(Lines of data)
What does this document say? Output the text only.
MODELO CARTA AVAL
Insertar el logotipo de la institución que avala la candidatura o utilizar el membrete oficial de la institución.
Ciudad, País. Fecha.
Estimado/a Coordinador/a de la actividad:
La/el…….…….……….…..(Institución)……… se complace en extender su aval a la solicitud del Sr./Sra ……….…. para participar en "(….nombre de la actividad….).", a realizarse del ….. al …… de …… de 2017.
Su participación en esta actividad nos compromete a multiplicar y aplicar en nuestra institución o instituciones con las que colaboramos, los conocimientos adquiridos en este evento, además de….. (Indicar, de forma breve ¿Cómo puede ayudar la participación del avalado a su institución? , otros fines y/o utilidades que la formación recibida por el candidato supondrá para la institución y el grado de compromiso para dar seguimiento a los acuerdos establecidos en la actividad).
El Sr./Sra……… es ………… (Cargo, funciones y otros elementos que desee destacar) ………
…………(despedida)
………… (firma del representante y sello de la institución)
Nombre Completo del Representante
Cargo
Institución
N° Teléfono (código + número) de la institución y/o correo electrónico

---

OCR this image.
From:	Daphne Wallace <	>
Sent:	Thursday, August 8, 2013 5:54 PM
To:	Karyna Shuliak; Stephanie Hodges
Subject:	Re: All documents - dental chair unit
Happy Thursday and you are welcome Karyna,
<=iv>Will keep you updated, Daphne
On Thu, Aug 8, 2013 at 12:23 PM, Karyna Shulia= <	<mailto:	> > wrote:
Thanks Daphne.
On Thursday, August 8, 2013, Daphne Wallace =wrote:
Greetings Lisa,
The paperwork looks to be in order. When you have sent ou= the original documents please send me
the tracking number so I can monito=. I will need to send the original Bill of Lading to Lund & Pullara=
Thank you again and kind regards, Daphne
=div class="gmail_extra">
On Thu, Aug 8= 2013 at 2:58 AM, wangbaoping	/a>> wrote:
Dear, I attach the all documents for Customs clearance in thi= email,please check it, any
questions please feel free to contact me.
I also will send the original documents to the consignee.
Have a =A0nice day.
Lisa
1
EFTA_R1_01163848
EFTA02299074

→ TASK REQUIREMENTS
Collect every line with the string "please" from the records, and copy each.

→ RESPONSE BELOW
The paperwork looks to be in order. When you have sent ou= the original documents please send me
Dear, I attach the all documents for Customs clearance in thi= email,please check it, any
questions please feel free to contact me.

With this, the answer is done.